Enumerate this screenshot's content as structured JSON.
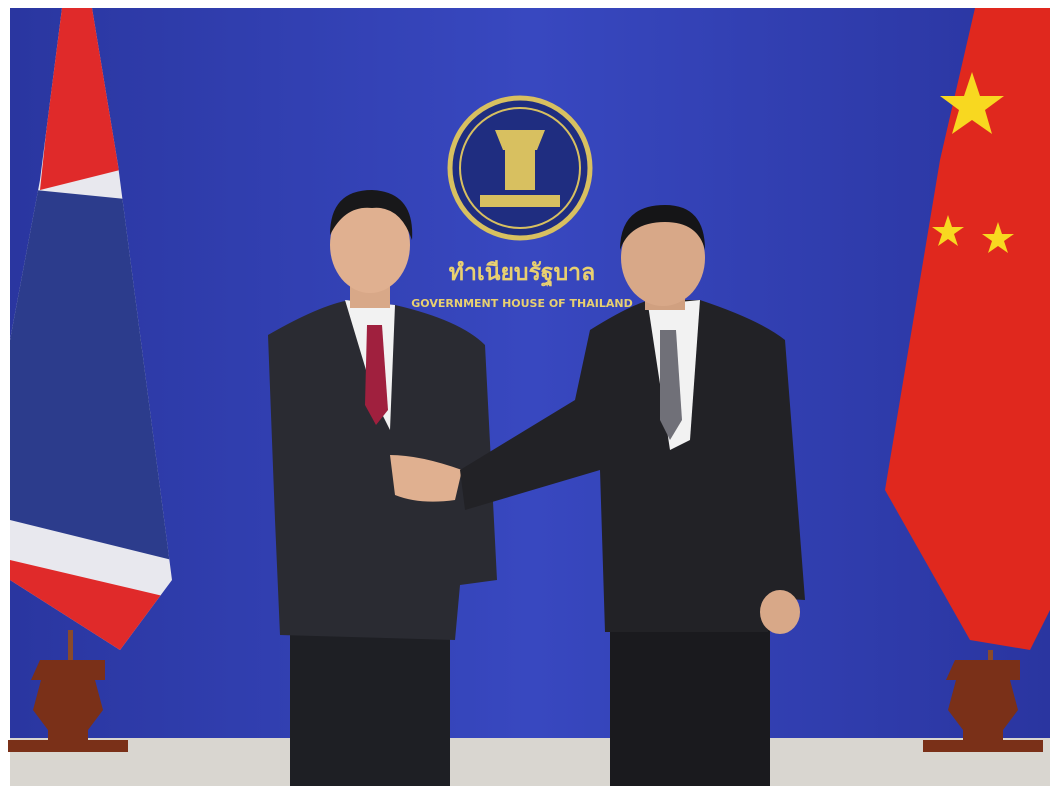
{
  "backdrop": {
    "thai_text": "ทำเนียบรัฐบาล",
    "english_text": "GOVERNMENT HOUSE OF THAILAND"
  }
}
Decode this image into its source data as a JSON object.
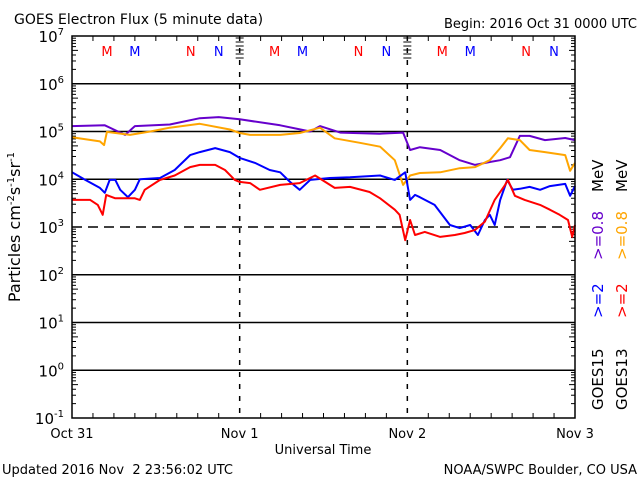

☆ ☆ ☆ ☆

▶ _WHAT NEEDS TO BE DONE_: Without including the pictures, reproduce all entries exactly.

▶ _FINISHED EXERCISE_:
Enumerate this screenshot's content as structured JSON.
{
  "backdrop": {
    "thai_text": "ทำเนียบรัฐบาล",
    "english_text": "GOVERNMENT HOUSE OF THAILAND"
  }
}
Decode this image into its source data as a JSON object.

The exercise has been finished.